• EXTRACTED DATA:
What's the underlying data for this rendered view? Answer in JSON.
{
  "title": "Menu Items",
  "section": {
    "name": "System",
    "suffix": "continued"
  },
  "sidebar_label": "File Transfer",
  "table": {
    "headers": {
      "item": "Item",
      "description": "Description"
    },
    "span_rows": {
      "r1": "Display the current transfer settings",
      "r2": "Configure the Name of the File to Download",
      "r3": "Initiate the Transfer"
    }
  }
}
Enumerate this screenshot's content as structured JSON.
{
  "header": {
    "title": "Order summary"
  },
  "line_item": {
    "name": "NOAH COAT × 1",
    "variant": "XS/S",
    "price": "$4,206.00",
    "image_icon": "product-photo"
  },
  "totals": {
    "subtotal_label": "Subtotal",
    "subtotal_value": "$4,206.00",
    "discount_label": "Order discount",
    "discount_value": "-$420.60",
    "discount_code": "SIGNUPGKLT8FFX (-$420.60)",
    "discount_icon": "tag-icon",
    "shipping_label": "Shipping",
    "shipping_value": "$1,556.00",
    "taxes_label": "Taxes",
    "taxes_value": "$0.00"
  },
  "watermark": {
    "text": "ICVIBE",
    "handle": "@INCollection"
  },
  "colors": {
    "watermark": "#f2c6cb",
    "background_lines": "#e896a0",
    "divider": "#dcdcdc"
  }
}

...

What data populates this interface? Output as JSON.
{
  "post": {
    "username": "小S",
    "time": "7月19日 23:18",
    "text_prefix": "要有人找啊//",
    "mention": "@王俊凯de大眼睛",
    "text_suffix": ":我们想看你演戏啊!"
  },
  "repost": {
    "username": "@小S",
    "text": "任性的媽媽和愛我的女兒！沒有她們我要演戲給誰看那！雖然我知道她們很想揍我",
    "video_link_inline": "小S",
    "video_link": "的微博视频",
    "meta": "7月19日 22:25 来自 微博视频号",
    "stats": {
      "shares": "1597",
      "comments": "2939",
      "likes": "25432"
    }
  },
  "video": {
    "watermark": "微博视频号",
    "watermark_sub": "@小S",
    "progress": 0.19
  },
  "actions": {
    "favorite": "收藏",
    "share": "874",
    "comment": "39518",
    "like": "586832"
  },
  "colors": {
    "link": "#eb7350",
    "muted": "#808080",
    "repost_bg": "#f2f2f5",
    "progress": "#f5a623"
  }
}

• WHAT YOU SHOULD DO: Return each line of the listing that holds the string "title".

• EXERCISE RESULT:
  "title": "Menu Items",
    "title": "Order summary"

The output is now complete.